Dataset items
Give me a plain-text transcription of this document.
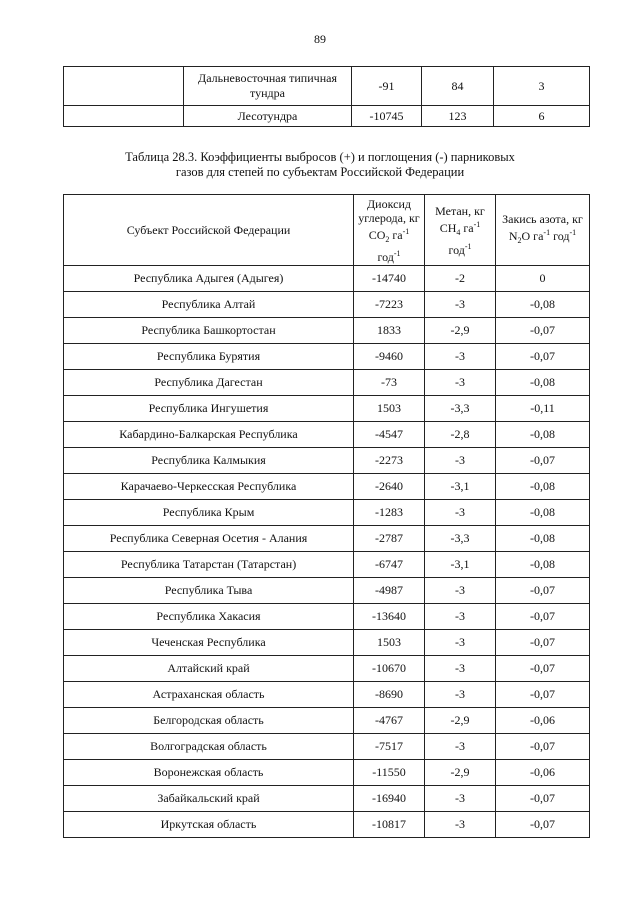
89
	Дальневосточная типичная тундра	-91	84	3
	Лесотундра	-10745	123	6
Таблица 28.3. Коэффициенты выбросов (+) и поглощения (-) парниковых
газов для степей по субъектам Российской Федерации
Субъект Российской Федерации	Диоксид углерода, кг $CO_2$ $га^{-1}$ год$^{-1}$	Метан, кг $CH_4$ $га^{-1}$ год$^{-1}$	Закись азота, кг $N_2O$ $га^{-1}$ год$^{-1}$
Республика Адыгея (Адыгея)	-14740	-2	0
Республика Алтай	-7223	-3	-0,08
Республика Башкортостан	1833	-2,9	-0,07
Республика Бурятия	-9460	-3	-0,07
Республика Дагестан	-73	-3	-0,08
Республика Ингушетия	1503	-3,3	-0,11
Кабардино-Балкарская Республика	-4547	-2,8	-0,08
Республика Калмыкия	-2273	-3	-0,07
Карачаево-Черкесская Республика	-2640	-3,1	-0,08
Республика Крым	-1283	-3	-0,08
Республика Северная Осетия - Алания	-2787	-3,3	-0,08
Республика Татарстан (Татарстан)	-6747	-3,1	-0,08
Республика Тыва	-4987	-3	-0,07
Республика Хакасия	-13640	-3	-0,07
Чеченская Республика	1503	-3	-0,07
Алтайский край	-10670	-3	-0,07
Астраханская область	-8690	-3	-0,07
Белгородская область	-4767	-2,9	-0,06
Волгоградская область	-7517	-3	-0,07
Воронежская область	-11550	-2,9	-0,06
Забайкальский край	-16940	-3	-0,07
Иркутская область	-10817	-3	-0,07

> Problem requirements
Every line above should be returned word for word, with the pictures left behind.

> Full solution
Give me a plain-text transcription of this document.
89
	Дальневосточная типичная тундра	-91	84	3
	Лесотундра	-10745	123	6
Таблица 28.3. Коэффициенты выбросов (+) и поглощения (-) парниковых
газов для степей по субъектам Российской Федерации
Субъект Российской Федерации	Диоксид углерода, кг $CO_2$ $га^{-1}$ год$^{-1}$	Метан, кг $CH_4$ $га^{-1}$ год$^{-1}$	Закись азота, кг $N_2O$ $га^{-1}$ год$^{-1}$
Республика Адыгея (Адыгея)	-14740	-2	0
Республика Алтай	-7223	-3	-0,08
Республика Башкортостан	1833	-2,9	-0,07
Республика Бурятия	-9460	-3	-0,07
Республика Дагестан	-73	-3	-0,08
Республика Ингушетия	1503	-3,3	-0,11
Кабардино-Балкарская Республика	-4547	-2,8	-0,08
Республика Калмыкия	-2273	-3	-0,07
Карачаево-Черкесская Республика	-2640	-3,1	-0,08
Республика Крым	-1283	-3	-0,08
Республика Северная Осетия - Алания	-2787	-3,3	-0,08
Республика Татарстан (Татарстан)	-6747	-3,1	-0,08
Республика Тыва	-4987	-3	-0,07
Республика Хакасия	-13640	-3	-0,07
Чеченская Республика	1503	-3	-0,07
Алтайский край	-10670	-3	-0,07
Астраханская область	-8690	-3	-0,07
Белгородская область	-4767	-2,9	-0,06
Волгоградская область	-7517	-3	-0,07
Воронежская область	-11550	-2,9	-0,06
Забайкальский край	-16940	-3	-0,07
Иркутская область	-10817	-3	-0,07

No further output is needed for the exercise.